RECORDS SUPPLIED

####

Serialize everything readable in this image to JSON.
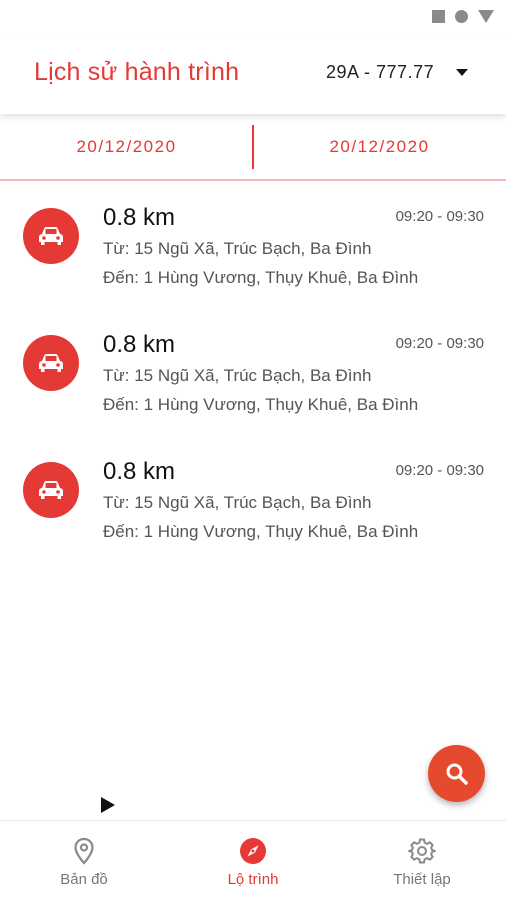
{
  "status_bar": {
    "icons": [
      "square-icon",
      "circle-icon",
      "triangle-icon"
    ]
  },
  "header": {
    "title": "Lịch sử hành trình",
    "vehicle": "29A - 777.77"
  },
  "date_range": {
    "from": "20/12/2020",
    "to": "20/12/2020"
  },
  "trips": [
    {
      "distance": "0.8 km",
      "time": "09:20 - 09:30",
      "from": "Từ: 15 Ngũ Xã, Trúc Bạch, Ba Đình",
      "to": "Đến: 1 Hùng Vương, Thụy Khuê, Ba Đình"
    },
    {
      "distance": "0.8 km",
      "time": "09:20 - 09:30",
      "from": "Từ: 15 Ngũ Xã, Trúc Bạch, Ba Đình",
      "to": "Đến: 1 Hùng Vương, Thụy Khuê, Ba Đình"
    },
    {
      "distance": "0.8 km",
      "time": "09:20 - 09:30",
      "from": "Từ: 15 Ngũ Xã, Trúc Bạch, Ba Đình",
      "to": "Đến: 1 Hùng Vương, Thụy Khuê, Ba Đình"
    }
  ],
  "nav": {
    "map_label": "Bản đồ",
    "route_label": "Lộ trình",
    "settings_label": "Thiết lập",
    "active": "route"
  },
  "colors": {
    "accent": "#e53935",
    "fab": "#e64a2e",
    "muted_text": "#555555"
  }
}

####

CHALLENGE
Omit the pictures and output all of the other material exactly.

CORRECT RESULT
Serialize everything readable in this image to JSON.
{
  "status_bar": {
    "icons": [
      "square-icon",
      "circle-icon",
      "triangle-icon"
    ]
  },
  "header": {
    "title": "Lịch sử hành trình",
    "vehicle": "29A - 777.77"
  },
  "date_range": {
    "from": "20/12/2020",
    "to": "20/12/2020"
  },
  "trips": [
    {
      "distance": "0.8 km",
      "time": "09:20 - 09:30",
      "from": "Từ: 15 Ngũ Xã, Trúc Bạch, Ba Đình",
      "to": "Đến: 1 Hùng Vương, Thụy Khuê, Ba Đình"
    },
    {
      "distance": "0.8 km",
      "time": "09:20 - 09:30",
      "from": "Từ: 15 Ngũ Xã, Trúc Bạch, Ba Đình",
      "to": "Đến: 1 Hùng Vương, Thụy Khuê, Ba Đình"
    },
    {
      "distance": "0.8 km",
      "time": "09:20 - 09:30",
      "from": "Từ: 15 Ngũ Xã, Trúc Bạch, Ba Đình",
      "to": "Đến: 1 Hùng Vương, Thụy Khuê, Ba Đình"
    }
  ],
  "nav": {
    "map_label": "Bản đồ",
    "route_label": "Lộ trình",
    "settings_label": "Thiết lập",
    "active": "route"
  },
  "colors": {
    "accent": "#e53935",
    "fab": "#e64a2e",
    "muted_text": "#555555"
  }
}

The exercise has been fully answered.